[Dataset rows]

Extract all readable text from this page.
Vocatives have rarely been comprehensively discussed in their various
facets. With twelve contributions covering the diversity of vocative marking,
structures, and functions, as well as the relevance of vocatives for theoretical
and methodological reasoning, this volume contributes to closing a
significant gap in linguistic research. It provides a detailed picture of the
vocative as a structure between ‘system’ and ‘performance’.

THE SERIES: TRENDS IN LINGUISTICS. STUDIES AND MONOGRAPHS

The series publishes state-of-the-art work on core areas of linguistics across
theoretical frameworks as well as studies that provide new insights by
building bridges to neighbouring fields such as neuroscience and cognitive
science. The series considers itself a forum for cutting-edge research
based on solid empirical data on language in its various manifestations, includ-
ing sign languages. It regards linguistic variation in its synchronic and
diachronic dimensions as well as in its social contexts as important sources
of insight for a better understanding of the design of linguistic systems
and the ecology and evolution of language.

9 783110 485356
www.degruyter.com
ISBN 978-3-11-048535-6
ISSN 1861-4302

### What is expected
Retype the entries exactly, including every line.

### Response to this exercise
Extract all readable text from this page.
Vocatives have rarely been comprehensively discussed in their various
facets. With twelve contributions covering the diversity of vocative marking,
structures, and functions, as well as the relevance of vocatives for theoretical
and methodological reasoning, this volume contributes to closing a
significant gap in linguistic research. It provides a detailed picture of the
vocative as a structure between ‘system’ and ‘performance’.

THE SERIES: TRENDS IN LINGUISTICS. STUDIES AND MONOGRAPHS

The series publishes state-of-the-art work on core areas of linguistics across
theoretical frameworks as well as studies that provide new insights by
building bridges to neighbouring fields such as neuroscience and cognitive
science. The series considers itself a forum for cutting-edge research
based on solid empirical data on language in its various manifestations, includ-
ing sign languages. It regards linguistic variation in its synchronic and
diachronic dimensions as well as in its social contexts as important sources
of insight for a better understanding of the design of linguistic systems
and the ecology and evolution of language.

9 783110 485356
www.degruyter.com
ISBN 978-3-11-048535-6
ISSN 1861-4302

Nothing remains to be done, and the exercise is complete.